- [YOUR INSTRUCTIONS]
Repeat the lines below exactly as they appear, but leave out the images.

- [TASK INPUTS]
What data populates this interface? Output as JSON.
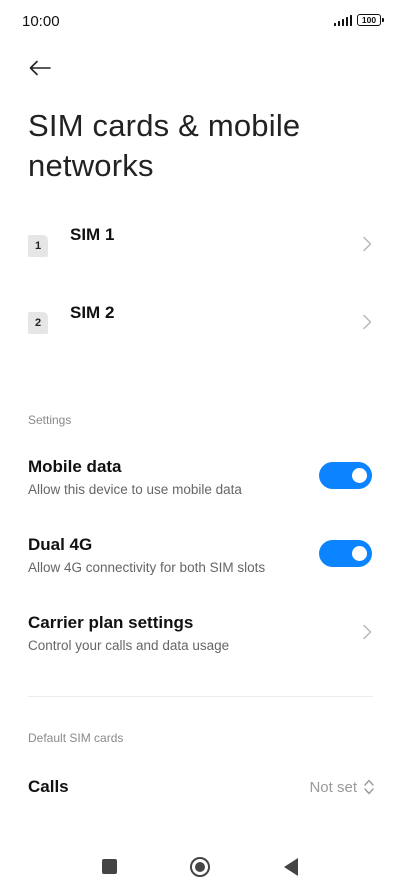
{
  "status_bar": {
    "time": "10:00",
    "battery": "100"
  },
  "header": {
    "back_icon": "arrow-left-icon",
    "title": "SIM cards & mobile networks"
  },
  "sims": [
    {
      "badge": "1",
      "label": "SIM 1"
    },
    {
      "badge": "2",
      "label": "SIM 2"
    }
  ],
  "settings_section": {
    "label": "Settings",
    "mobile_data": {
      "title": "Mobile data",
      "subtitle": "Allow this device to use mobile data",
      "enabled": true
    },
    "dual_4g": {
      "title": "Dual 4G",
      "subtitle": "Allow 4G connectivity for both SIM slots",
      "enabled": true
    },
    "carrier_plan": {
      "title": "Carrier plan settings",
      "subtitle": "Control your calls and data usage"
    }
  },
  "default_sim_section": {
    "label": "Default SIM cards",
    "calls": {
      "title": "Calls",
      "value": "Not set"
    }
  },
  "colors": {
    "accent": "#0d84ff",
    "secondary_text": "#666666",
    "section_label": "#8a8a8a"
  }
}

- [RESPONSE TO THE EXERCISE]
What data populates this interface? Output as JSON.
{
  "status_bar": {
    "time": "10:00",
    "battery": "100"
  },
  "header": {
    "back_icon": "arrow-left-icon",
    "title": "SIM cards & mobile networks"
  },
  "sims": [
    {
      "badge": "1",
      "label": "SIM 1"
    },
    {
      "badge": "2",
      "label": "SIM 2"
    }
  ],
  "settings_section": {
    "label": "Settings",
    "mobile_data": {
      "title": "Mobile data",
      "subtitle": "Allow this device to use mobile data",
      "enabled": true
    },
    "dual_4g": {
      "title": "Dual 4G",
      "subtitle": "Allow 4G connectivity for both SIM slots",
      "enabled": true
    },
    "carrier_plan": {
      "title": "Carrier plan settings",
      "subtitle": "Control your calls and data usage"
    }
  },
  "default_sim_section": {
    "label": "Default SIM cards",
    "calls": {
      "title": "Calls",
      "value": "Not set"
    }
  },
  "colors": {
    "accent": "#0d84ff",
    "secondary_text": "#666666",
    "section_label": "#8a8a8a"
  }
}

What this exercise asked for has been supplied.